_What is expected_
Print the entries below word for word; the pictures stay out of your copy.
[Start Exercise input]
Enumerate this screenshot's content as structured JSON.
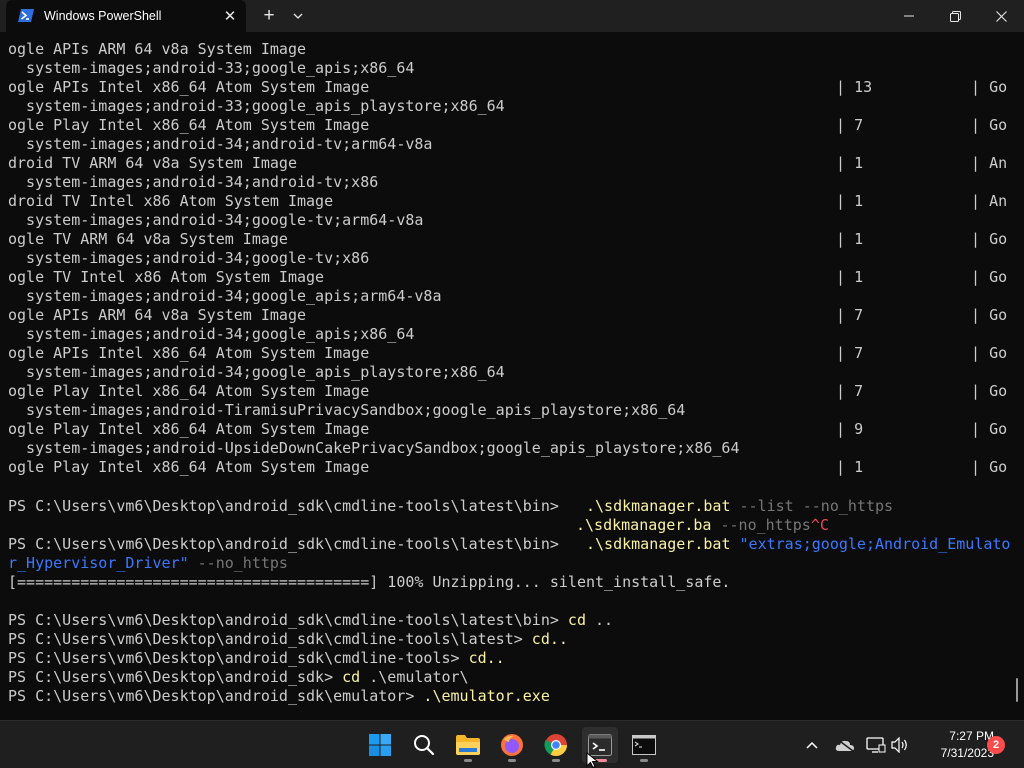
{
  "window": {
    "tab_title": "Windows PowerShell",
    "tab_icon": "powershell-icon",
    "controls": [
      "minimize-icon",
      "maximize-icon",
      "close-icon"
    ]
  },
  "terminal": {
    "package_rows": [
      {
        "cont": "ogle APIs ARM 64 v8a System Image",
        "path": "  system-images;android-33;google_apis;x86_64",
        "ver": "13",
        "desc": "Go"
      },
      {
        "cont": "ogle APIs Intel x86_64 Atom System Image",
        "path": "  system-images;android-33;google_apis_playstore;x86_64",
        "ver": "7",
        "desc": "Go"
      },
      {
        "cont": "ogle Play Intel x86_64 Atom System Image",
        "path": "  system-images;android-34;android-tv;arm64-v8a",
        "ver": "1",
        "desc": "An"
      },
      {
        "cont": "droid TV ARM 64 v8a System Image",
        "path": "  system-images;android-34;android-tv;x86",
        "ver": "1",
        "desc": "An"
      },
      {
        "cont": "droid TV Intel x86 Atom System Image",
        "path": "  system-images;android-34;google-tv;arm64-v8a",
        "ver": "1",
        "desc": "Go"
      },
      {
        "cont": "ogle TV ARM 64 v8a System Image",
        "path": "  system-images;android-34;google-tv;x86",
        "ver": "1",
        "desc": "Go"
      },
      {
        "cont": "ogle TV Intel x86 Atom System Image",
        "path": "  system-images;android-34;google_apis;arm64-v8a",
        "ver": "7",
        "desc": "Go"
      },
      {
        "cont": "ogle APIs ARM 64 v8a System Image",
        "path": "  system-images;android-34;google_apis;x86_64",
        "ver": "7",
        "desc": "Go"
      },
      {
        "cont": "ogle APIs Intel x86_64 Atom System Image",
        "path": "  system-images;android-34;google_apis_playstore;x86_64",
        "ver": "7",
        "desc": "Go"
      },
      {
        "cont": "ogle Play Intel x86_64 Atom System Image",
        "path": "  system-images;android-TiramisuPrivacySandbox;google_apis_playstore;x86_64",
        "ver": "9",
        "desc": "Go"
      },
      {
        "cont": "ogle Play Intel x86_64 Atom System Image",
        "path": "  system-images;android-UpsideDownCakePrivacySandbox;google_apis_playstore;x86_64",
        "ver": "1",
        "desc": "Go"
      }
    ],
    "last_continuation": "ogle Play Intel x86_64 Atom System Image",
    "sep": "| ",
    "prompt_bin": "PS C:\\Users\\vm6\\Desktop\\android_sdk\\cmdline-tools\\latest\\bin> ",
    "cmd1": {
      "exe": ".\\sdkmanager.bat",
      "args": " --list --no_https"
    },
    "cmd1b": {
      "exe": ".\\sdkmanager.ba",
      "args": " --no_https",
      "ctrl": "^C"
    },
    "cmd2": {
      "exe": ".\\sdkmanager.bat",
      "str_a": " \"extras;google;Android_Emulato",
      "str_b": "r_Hypervisor_Driver\"",
      "args": " --no_https"
    },
    "progress_line": "[=======================================] 100% Unzipping... silent_install_safe.",
    "history": [
      {
        "prompt": "PS C:\\Users\\vm6\\Desktop\\android_sdk\\cmdline-tools\\latest\\bin> ",
        "cmd": "cd",
        "args": " .."
      },
      {
        "prompt": "PS C:\\Users\\vm6\\Desktop\\android_sdk\\cmdline-tools\\latest> ",
        "cmd": "cd..",
        "args": ""
      },
      {
        "prompt": "PS C:\\Users\\vm6\\Desktop\\android_sdk\\cmdline-tools> ",
        "cmd": "cd..",
        "args": ""
      },
      {
        "prompt": "PS C:\\Users\\vm6\\Desktop\\android_sdk> ",
        "cmd": "cd",
        "args": " .\\emulator\\"
      },
      {
        "prompt": "PS C:\\Users\\vm6\\Desktop\\android_sdk\\emulator> ",
        "cmd": ".\\emulator.exe",
        "args": ""
      }
    ]
  },
  "taskbar": {
    "apps": [
      "windows-start-icon",
      "search-icon",
      "file-explorer-icon",
      "firefox-icon",
      "chrome-icon",
      "terminal-icon",
      "console-icon"
    ],
    "tray": [
      "chevron-up-icon",
      "onedrive-icon",
      "network-icon",
      "speaker-icon"
    ],
    "clock_time": "7:27 PM",
    "clock_date": "7/31/2023",
    "notification_count": "2"
  }
}
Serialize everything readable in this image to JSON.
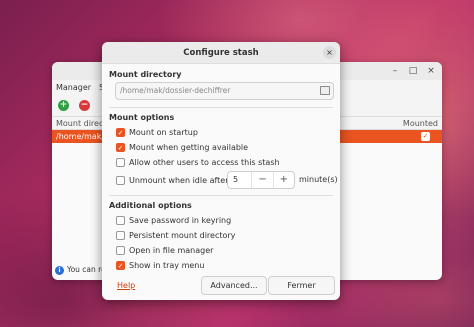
{
  "main_window": {
    "menu": [
      "Manager",
      "S"
    ],
    "columns": {
      "mount_directory": "Mount direc",
      "mounted": "Mounted"
    },
    "rows": [
      {
        "path": "/home/mak/",
        "mounted": true
      }
    ],
    "status_text": "You can re",
    "controls": {
      "minimize": "–",
      "maximize": "□",
      "close": "×"
    }
  },
  "dialog": {
    "title": "Configure stash",
    "close_glyph": "×",
    "mount_directory": {
      "title": "Mount directory",
      "value": "/home/mak/dossier-dechiffrer"
    },
    "mount_options": {
      "title": "Mount options",
      "items": [
        {
          "label": "Mount on startup",
          "checked": true
        },
        {
          "label": "Mount when getting available",
          "checked": true
        },
        {
          "label": "Allow other users to access this stash",
          "checked": false
        }
      ],
      "unmount_idle": {
        "label": "Unmount when idle after",
        "checked": false,
        "value": "5",
        "minus": "−",
        "plus": "+",
        "unit": "minute(s)"
      }
    },
    "additional_options": {
      "title": "Additional options",
      "items": [
        {
          "label": "Save password in keyring",
          "checked": false
        },
        {
          "label": "Persistent mount directory",
          "checked": false
        },
        {
          "label": "Open in file manager",
          "checked": false
        },
        {
          "label": "Show in tray menu",
          "checked": true
        }
      ]
    },
    "help": "Help",
    "buttons": {
      "advanced": "Advanced...",
      "close": "Fermer"
    }
  },
  "colors": {
    "accent": "#e95420",
    "wallpaper": "#a52a5c"
  }
}
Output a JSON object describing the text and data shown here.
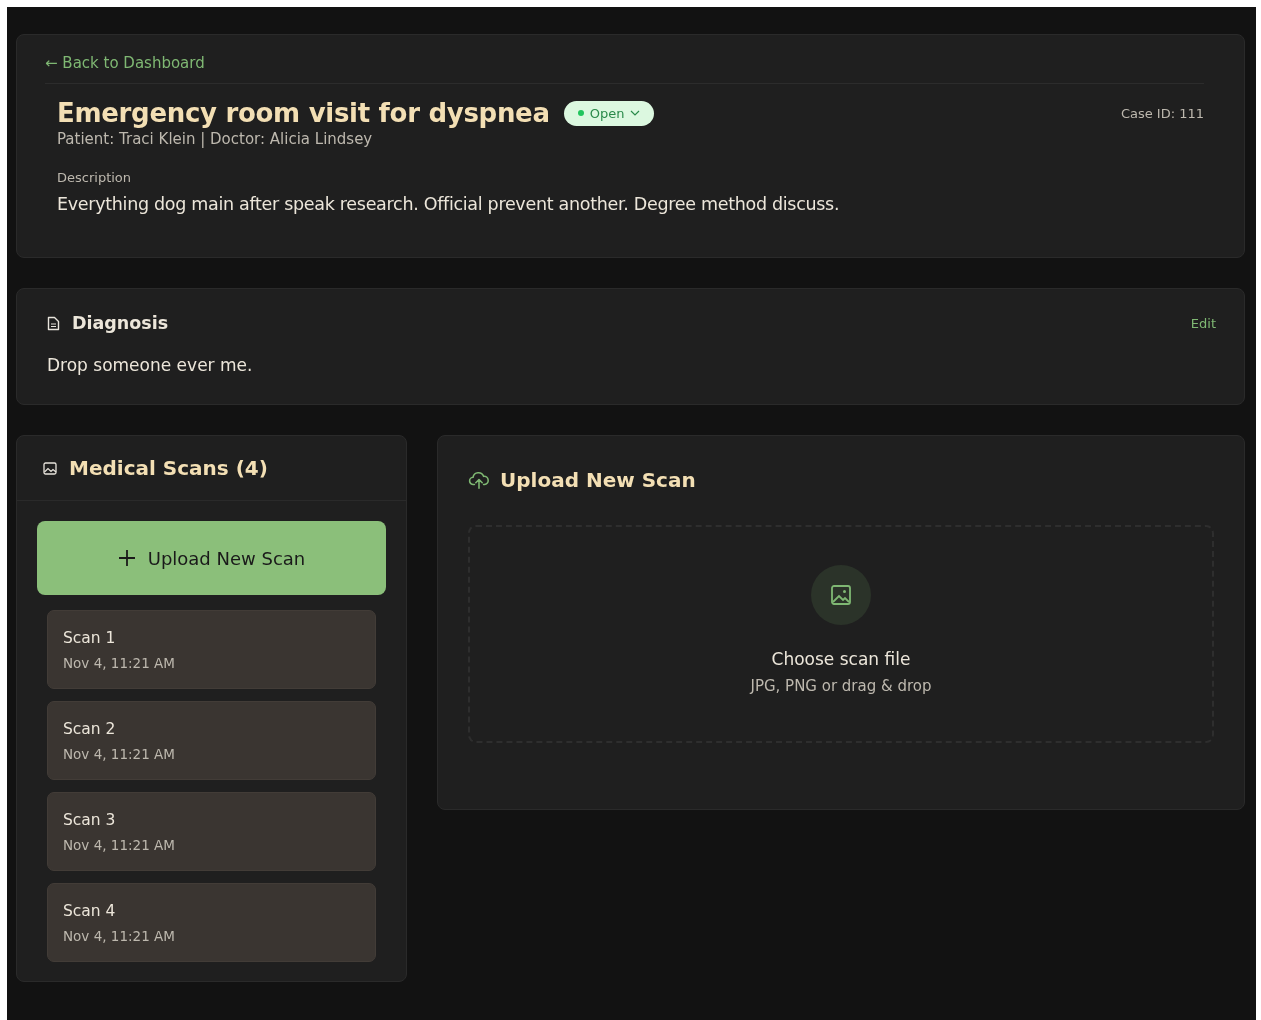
{
  "back_link": "← Back to Dashboard",
  "case": {
    "title": "Emergency room visit for dyspnea",
    "status": "Open",
    "meta": "Patient: Traci Klein | Doctor: Alicia Lindsey",
    "case_id": "Case ID: 111",
    "description_label": "Description",
    "description": "Everything dog main after speak research. Official prevent another. Degree method discuss."
  },
  "diagnosis": {
    "title": "Diagnosis",
    "edit": "Edit",
    "text": "Drop someone ever me."
  },
  "scans": {
    "title": "Medical Scans (4)",
    "upload_button": "Upload New Scan",
    "items": [
      {
        "name": "Scan 1",
        "date": "Nov 4, 11:21 AM"
      },
      {
        "name": "Scan 2",
        "date": "Nov 4, 11:21 AM"
      },
      {
        "name": "Scan 3",
        "date": "Nov 4, 11:21 AM"
      },
      {
        "name": "Scan 4",
        "date": "Nov 4, 11:21 AM"
      }
    ]
  },
  "upload": {
    "title": "Upload New Scan",
    "choose": "Choose scan file",
    "hint": "JPG, PNG or drag & drop"
  }
}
[End Exercise input]
_Answer to this problem_
Enumerate this screenshot's content as structured JSON.
{
  "window": {
    "tab_title": "Windows PowerShell",
    "tab_icon": "powershell-icon",
    "controls": [
      "minimize-icon",
      "maximize-icon",
      "close-icon"
    ]
  },
  "terminal": {
    "package_rows": [
      {
        "cont": "ogle APIs ARM 64 v8a System Image",
        "path": "  system-images;android-33;google_apis;x86_64",
        "ver": "13",
        "desc": "Go"
      },
      {
        "cont": "ogle APIs Intel x86_64 Atom System Image",
        "path": "  system-images;android-33;google_apis_playstore;x86_64",
        "ver": "7",
        "desc": "Go"
      },
      {
        "cont": "ogle Play Intel x86_64 Atom System Image",
        "path": "  system-images;android-34;android-tv;arm64-v8a",
        "ver": "1",
        "desc": "An"
      },
      {
        "cont": "droid TV ARM 64 v8a System Image",
        "path": "  system-images;android-34;android-tv;x86",
        "ver": "1",
        "desc": "An"
      },
      {
        "cont": "droid TV Intel x86 Atom System Image",
        "path": "  system-images;android-34;google-tv;arm64-v8a",
        "ver": "1",
        "desc": "Go"
      },
      {
        "cont": "ogle TV ARM 64 v8a System Image",
        "path": "  system-images;android-34;google-tv;x86",
        "ver": "1",
        "desc": "Go"
      },
      {
        "cont": "ogle TV Intel x86 Atom System Image",
        "path": "  system-images;android-34;google_apis;arm64-v8a",
        "ver": "7",
        "desc": "Go"
      },
      {
        "cont": "ogle APIs ARM 64 v8a System Image",
        "path": "  system-images;android-34;google_apis;x86_64",
        "ver": "7",
        "desc": "Go"
      },
      {
        "cont": "ogle APIs Intel x86_64 Atom System Image",
        "path": "  system-images;android-34;google_apis_playstore;x86_64",
        "ver": "7",
        "desc": "Go"
      },
      {
        "cont": "ogle Play Intel x86_64 Atom System Image",
        "path": "  system-images;android-TiramisuPrivacySandbox;google_apis_playstore;x86_64",
        "ver": "9",
        "desc": "Go"
      },
      {
        "cont": "ogle Play Intel x86_64 Atom System Image",
        "path": "  system-images;android-UpsideDownCakePrivacySandbox;google_apis_playstore;x86_64",
        "ver": "1",
        "desc": "Go"
      }
    ],
    "last_continuation": "ogle Play Intel x86_64 Atom System Image",
    "sep": "| ",
    "prompt_bin": "PS C:\\Users\\vm6\\Desktop\\android_sdk\\cmdline-tools\\latest\\bin> ",
    "cmd1": {
      "exe": ".\\sdkmanager.bat",
      "args": " --list --no_https"
    },
    "cmd1b": {
      "exe": ".\\sdkmanager.ba",
      "args": " --no_https",
      "ctrl": "^C"
    },
    "cmd2": {
      "exe": ".\\sdkmanager.bat",
      "str_a": " \"extras;google;Android_Emulato",
      "str_b": "r_Hypervisor_Driver\"",
      "args": " --no_https"
    },
    "progress_line": "[=======================================] 100% Unzipping... silent_install_safe.",
    "history": [
      {
        "prompt": "PS C:\\Users\\vm6\\Desktop\\android_sdk\\cmdline-tools\\latest\\bin> ",
        "cmd": "cd",
        "args": " .."
      },
      {
        "prompt": "PS C:\\Users\\vm6\\Desktop\\android_sdk\\cmdline-tools\\latest> ",
        "cmd": "cd..",
        "args": ""
      },
      {
        "prompt": "PS C:\\Users\\vm6\\Desktop\\android_sdk\\cmdline-tools> ",
        "cmd": "cd..",
        "args": ""
      },
      {
        "prompt": "PS C:\\Users\\vm6\\Desktop\\android_sdk> ",
        "cmd": "cd",
        "args": " .\\emulator\\"
      },
      {
        "prompt": "PS C:\\Users\\vm6\\Desktop\\android_sdk\\emulator> ",
        "cmd": ".\\emulator.exe",
        "args": ""
      }
    ]
  },
  "taskbar": {
    "apps": [
      "windows-start-icon",
      "search-icon",
      "file-explorer-icon",
      "firefox-icon",
      "chrome-icon",
      "terminal-icon",
      "console-icon"
    ],
    "tray": [
      "chevron-up-icon",
      "onedrive-icon",
      "network-icon",
      "speaker-icon"
    ],
    "clock_time": "7:27 PM",
    "clock_date": "7/31/2023",
    "notification_count": "2"
  }
}
Serialize everything readable in this image to JSON.
{
  "main_window": {
    "menu": [
      "Manager",
      "S"
    ],
    "columns": {
      "mount_directory": "Mount direc",
      "mounted": "Mounted"
    },
    "rows": [
      {
        "path": "/home/mak/",
        "mounted": true
      }
    ],
    "status_text": "You can re",
    "controls": {
      "minimize": "–",
      "maximize": "□",
      "close": "×"
    }
  },
  "dialog": {
    "title": "Configure stash",
    "close_glyph": "×",
    "mount_directory": {
      "title": "Mount directory",
      "value": "/home/mak/dossier-dechiffrer"
    },
    "mount_options": {
      "title": "Mount options",
      "items": [
        {
          "label": "Mount on startup",
          "checked": true
        },
        {
          "label": "Mount when getting available",
          "checked": true
        },
        {
          "label": "Allow other users to access this stash",
          "checked": false
        }
      ],
      "unmount_idle": {
        "label": "Unmount when idle after",
        "checked": false,
        "value": "5",
        "minus": "−",
        "plus": "+",
        "unit": "minute(s)"
      }
    },
    "additional_options": {
      "title": "Additional options",
      "items": [
        {
          "label": "Save password in keyring",
          "checked": false
        },
        {
          "label": "Persistent mount directory",
          "checked": false
        },
        {
          "label": "Open in file manager",
          "checked": false
        },
        {
          "label": "Show in tray menu",
          "checked": true
        }
      ]
    },
    "help": "Help",
    "buttons": {
      "advanced": "Advanced...",
      "close": "Fermer"
    }
  },
  "colors": {
    "accent": "#e95420",
    "wallpaper": "#a52a5c"
  }
}
Output a JSON object describing the text and data shown here.
{
  "back_link": "← Back to Dashboard",
  "case": {
    "title": "Emergency room visit for dyspnea",
    "status": "Open",
    "meta": "Patient: Traci Klein | Doctor: Alicia Lindsey",
    "case_id": "Case ID: 111",
    "description_label": "Description",
    "description": "Everything dog main after speak research. Official prevent another. Degree method discuss."
  },
  "diagnosis": {
    "title": "Diagnosis",
    "edit": "Edit",
    "text": "Drop someone ever me."
  },
  "scans": {
    "title": "Medical Scans (4)",
    "upload_button": "Upload New Scan",
    "items": [
      {
        "name": "Scan 1",
        "date": "Nov 4, 11:21 AM"
      },
      {
        "name": "Scan 2",
        "date": "Nov 4, 11:21 AM"
      },
      {
        "name": "Scan 3",
        "date": "Nov 4, 11:21 AM"
      },
      {
        "name": "Scan 4",
        "date": "Nov 4, 11:21 AM"
      }
    ]
  },
  "upload": {
    "title": "Upload New Scan",
    "choose": "Choose scan file",
    "hint": "JPG, PNG or drag & drop"
  }
}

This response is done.